#### [INFORMATION PROVIDED]
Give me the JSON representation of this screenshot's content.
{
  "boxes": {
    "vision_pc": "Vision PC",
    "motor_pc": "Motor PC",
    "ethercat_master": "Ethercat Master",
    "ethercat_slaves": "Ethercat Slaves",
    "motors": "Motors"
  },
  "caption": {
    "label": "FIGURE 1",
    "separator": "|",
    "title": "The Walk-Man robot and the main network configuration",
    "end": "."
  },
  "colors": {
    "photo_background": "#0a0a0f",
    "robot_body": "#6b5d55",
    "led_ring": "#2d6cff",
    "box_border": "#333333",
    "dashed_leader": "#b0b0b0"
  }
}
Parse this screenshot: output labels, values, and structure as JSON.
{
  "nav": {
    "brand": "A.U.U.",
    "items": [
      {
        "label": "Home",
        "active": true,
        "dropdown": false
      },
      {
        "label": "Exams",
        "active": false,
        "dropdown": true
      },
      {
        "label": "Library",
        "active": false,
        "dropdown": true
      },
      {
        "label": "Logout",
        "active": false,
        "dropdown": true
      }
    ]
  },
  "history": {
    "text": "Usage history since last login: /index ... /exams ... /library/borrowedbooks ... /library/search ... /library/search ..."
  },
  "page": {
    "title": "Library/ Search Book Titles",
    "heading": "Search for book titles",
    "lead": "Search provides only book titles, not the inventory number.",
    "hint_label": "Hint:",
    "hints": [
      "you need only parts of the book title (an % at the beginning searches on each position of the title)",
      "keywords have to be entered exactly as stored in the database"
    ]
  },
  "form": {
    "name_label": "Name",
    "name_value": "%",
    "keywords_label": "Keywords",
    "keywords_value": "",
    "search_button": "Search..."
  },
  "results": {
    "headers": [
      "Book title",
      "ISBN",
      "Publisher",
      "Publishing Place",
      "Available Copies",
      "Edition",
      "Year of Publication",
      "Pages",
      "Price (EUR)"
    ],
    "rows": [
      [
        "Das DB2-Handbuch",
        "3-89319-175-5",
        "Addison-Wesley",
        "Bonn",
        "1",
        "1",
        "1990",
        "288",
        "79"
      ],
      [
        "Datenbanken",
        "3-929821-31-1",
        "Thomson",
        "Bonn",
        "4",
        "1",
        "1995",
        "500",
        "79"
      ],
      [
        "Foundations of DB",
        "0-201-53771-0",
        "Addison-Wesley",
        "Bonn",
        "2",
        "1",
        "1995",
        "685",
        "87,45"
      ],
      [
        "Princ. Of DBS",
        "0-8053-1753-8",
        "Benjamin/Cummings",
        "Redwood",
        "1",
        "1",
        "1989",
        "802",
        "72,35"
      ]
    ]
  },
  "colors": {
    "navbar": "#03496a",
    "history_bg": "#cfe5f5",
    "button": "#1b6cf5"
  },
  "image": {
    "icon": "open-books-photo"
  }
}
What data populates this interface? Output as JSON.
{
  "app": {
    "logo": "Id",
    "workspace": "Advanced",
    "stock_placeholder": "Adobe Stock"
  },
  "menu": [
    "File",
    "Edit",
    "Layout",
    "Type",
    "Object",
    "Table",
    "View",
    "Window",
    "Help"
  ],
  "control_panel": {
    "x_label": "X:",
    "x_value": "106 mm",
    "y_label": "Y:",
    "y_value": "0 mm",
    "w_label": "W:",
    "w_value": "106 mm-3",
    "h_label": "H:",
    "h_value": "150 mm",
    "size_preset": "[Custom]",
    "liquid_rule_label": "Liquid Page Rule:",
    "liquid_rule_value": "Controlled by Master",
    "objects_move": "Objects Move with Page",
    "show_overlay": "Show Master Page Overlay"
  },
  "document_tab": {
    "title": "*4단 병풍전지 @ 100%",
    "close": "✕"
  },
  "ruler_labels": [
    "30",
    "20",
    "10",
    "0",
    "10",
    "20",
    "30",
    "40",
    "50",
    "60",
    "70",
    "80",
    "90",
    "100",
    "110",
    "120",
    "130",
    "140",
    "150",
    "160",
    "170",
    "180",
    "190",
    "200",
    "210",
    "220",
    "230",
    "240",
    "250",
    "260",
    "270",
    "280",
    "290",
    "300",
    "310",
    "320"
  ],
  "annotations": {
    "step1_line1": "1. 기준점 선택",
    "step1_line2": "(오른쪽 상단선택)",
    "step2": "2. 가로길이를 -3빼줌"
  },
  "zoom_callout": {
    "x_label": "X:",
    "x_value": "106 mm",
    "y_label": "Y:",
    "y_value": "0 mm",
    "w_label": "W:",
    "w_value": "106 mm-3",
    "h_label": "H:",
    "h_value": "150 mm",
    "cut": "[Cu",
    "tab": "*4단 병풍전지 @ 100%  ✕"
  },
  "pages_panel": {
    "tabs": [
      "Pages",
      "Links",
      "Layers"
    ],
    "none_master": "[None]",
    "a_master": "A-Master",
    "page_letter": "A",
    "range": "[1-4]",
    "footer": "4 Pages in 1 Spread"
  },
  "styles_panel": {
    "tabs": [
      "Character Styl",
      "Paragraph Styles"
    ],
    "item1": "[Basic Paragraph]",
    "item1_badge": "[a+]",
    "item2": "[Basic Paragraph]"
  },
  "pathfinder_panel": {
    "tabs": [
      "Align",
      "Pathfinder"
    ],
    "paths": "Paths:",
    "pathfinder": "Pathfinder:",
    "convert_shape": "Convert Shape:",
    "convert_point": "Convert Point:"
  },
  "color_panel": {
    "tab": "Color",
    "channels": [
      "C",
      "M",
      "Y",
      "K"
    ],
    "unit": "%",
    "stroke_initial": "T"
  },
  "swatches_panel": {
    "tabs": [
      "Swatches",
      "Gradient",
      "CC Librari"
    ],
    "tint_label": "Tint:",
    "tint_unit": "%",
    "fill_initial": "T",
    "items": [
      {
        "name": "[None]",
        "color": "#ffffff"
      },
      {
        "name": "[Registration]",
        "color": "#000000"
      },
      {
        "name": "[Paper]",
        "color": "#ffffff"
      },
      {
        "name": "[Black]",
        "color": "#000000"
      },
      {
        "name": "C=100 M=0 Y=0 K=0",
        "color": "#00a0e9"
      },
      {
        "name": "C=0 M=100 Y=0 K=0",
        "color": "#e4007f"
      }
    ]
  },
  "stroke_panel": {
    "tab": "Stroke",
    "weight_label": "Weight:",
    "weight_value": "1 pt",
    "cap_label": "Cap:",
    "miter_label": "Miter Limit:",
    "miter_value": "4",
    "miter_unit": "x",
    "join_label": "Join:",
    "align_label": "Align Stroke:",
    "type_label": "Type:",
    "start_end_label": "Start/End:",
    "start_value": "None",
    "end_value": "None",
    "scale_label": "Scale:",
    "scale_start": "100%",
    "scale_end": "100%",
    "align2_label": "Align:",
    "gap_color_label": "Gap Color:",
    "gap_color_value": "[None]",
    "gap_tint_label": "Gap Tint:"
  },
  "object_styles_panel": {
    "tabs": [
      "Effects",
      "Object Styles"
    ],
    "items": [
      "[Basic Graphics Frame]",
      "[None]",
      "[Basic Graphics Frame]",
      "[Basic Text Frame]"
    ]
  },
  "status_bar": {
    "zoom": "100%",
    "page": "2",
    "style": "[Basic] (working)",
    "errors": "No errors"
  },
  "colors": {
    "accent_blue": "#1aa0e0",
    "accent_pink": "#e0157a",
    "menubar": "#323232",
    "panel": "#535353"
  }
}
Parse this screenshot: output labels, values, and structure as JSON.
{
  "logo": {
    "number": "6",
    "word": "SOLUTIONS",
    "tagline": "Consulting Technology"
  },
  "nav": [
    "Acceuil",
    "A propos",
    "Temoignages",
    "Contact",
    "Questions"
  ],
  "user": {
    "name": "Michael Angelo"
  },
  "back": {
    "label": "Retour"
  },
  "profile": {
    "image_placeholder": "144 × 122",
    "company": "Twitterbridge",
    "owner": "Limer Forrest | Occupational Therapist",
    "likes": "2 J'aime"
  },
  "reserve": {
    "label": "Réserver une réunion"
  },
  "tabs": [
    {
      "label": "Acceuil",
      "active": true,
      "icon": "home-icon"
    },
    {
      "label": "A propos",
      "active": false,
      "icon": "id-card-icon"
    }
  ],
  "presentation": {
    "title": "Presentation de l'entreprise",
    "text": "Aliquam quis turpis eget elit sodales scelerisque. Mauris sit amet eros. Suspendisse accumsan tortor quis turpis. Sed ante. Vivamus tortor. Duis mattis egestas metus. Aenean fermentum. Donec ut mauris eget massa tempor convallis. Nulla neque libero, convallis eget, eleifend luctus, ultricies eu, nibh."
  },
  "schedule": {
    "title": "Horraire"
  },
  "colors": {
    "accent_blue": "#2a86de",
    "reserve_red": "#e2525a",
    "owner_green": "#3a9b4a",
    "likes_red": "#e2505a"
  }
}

#### [REQUIREMENT]
Scan the listing above. Gather each line that contains the word "number".

#### [FINISHED ANSWER]
    "lead": "Search provides only book titles, not the inventory number.",
    "number": "6",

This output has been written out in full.